— Begin RECORDS PROVIDED —

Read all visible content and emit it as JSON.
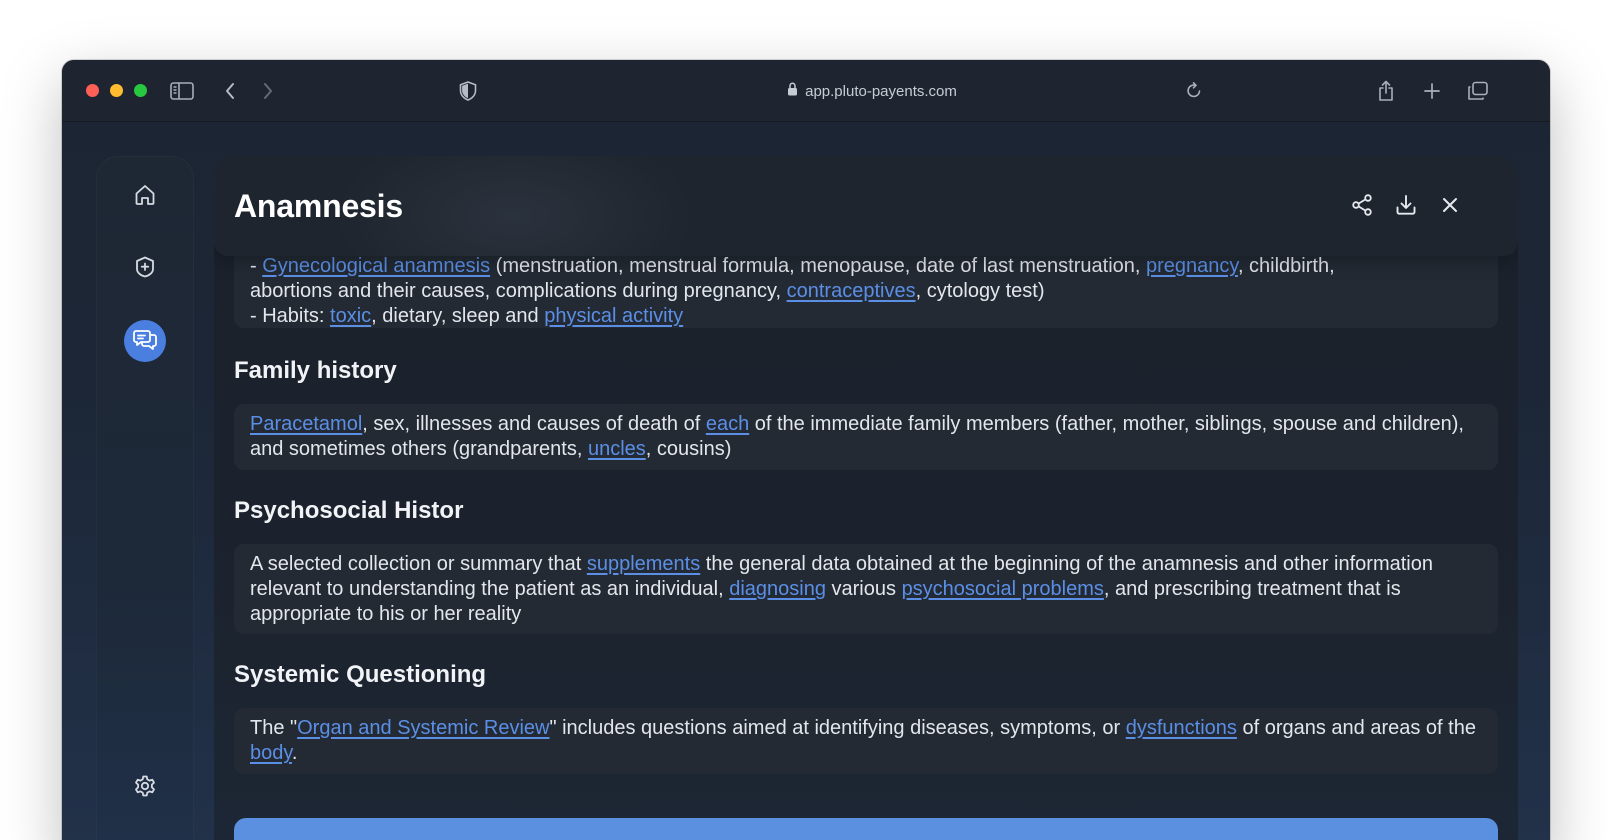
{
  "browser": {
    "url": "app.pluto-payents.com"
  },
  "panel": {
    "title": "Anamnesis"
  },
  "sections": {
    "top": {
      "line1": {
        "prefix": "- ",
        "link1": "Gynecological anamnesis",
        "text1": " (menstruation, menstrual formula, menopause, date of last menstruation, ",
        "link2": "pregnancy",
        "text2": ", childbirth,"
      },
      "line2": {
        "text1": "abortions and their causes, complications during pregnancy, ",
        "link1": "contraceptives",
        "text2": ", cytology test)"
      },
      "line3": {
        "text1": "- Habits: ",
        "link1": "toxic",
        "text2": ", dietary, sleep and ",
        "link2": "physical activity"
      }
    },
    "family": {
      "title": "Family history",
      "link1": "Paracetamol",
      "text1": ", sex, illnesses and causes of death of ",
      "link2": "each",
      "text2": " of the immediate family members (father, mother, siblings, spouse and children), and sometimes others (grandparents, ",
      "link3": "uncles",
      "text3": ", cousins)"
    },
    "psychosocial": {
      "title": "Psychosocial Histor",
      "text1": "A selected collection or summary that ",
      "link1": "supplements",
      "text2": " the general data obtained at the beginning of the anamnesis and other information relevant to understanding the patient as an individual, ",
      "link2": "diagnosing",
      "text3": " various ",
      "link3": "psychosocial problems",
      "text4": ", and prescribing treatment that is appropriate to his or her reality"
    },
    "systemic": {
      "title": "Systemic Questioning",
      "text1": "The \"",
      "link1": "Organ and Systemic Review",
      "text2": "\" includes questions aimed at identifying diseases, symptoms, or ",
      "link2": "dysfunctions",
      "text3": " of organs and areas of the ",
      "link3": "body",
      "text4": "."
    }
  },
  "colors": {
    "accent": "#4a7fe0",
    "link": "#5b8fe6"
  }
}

— End RECORDS PROVIDED —
— Begin RECORDS PROVIDED —

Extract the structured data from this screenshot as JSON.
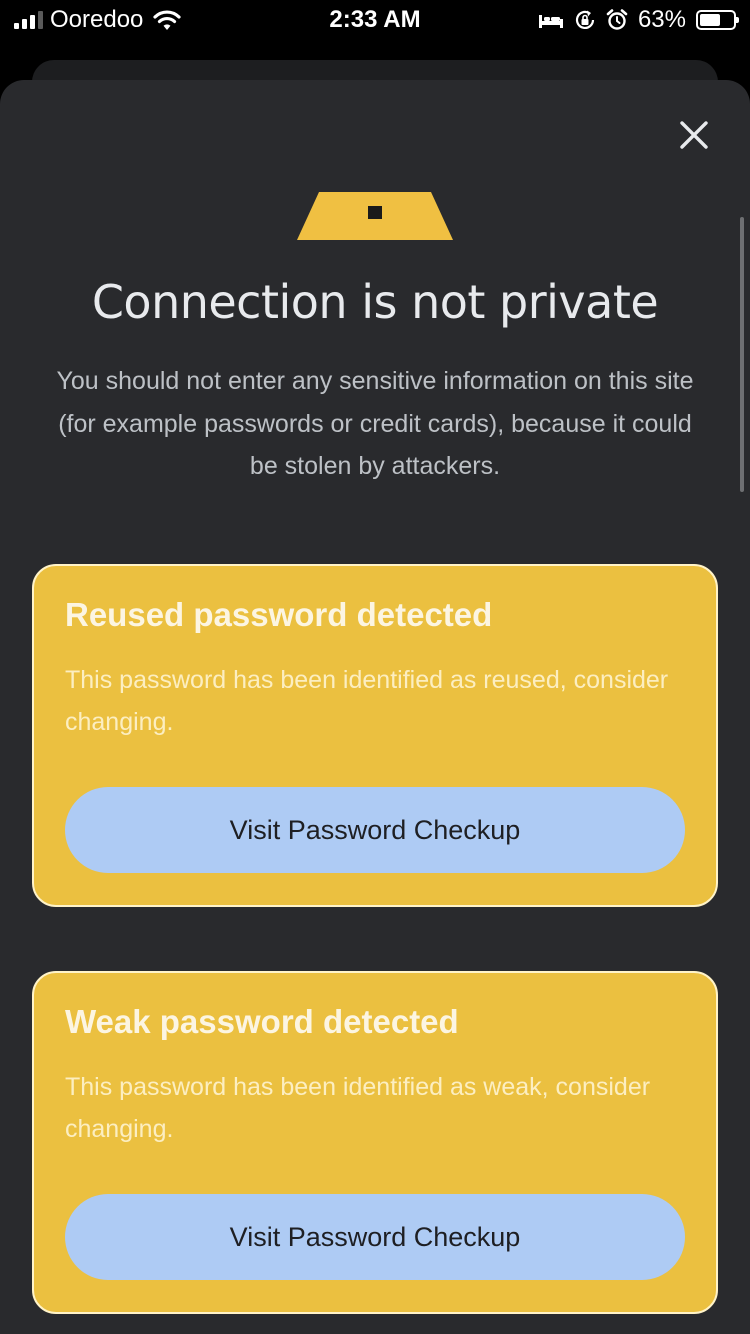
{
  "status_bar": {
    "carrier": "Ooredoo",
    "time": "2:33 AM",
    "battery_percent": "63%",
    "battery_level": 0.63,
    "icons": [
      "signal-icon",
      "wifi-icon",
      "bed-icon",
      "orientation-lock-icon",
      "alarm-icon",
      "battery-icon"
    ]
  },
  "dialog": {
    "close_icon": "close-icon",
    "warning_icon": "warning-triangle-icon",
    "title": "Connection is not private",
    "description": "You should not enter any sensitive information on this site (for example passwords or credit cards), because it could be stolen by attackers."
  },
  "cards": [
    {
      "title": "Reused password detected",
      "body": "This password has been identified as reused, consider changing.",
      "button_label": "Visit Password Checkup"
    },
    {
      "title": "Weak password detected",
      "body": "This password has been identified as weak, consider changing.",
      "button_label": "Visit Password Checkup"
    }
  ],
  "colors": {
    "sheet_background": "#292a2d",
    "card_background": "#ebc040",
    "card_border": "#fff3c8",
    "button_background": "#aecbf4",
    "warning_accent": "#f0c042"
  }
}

— End RECORDS PROVIDED —

Check each line of the records for "been" and copy the ones that contain it.

      "body": "This password has been identified as reused, consider changing.",
      "body": "This password has been identified as weak, consider changing.",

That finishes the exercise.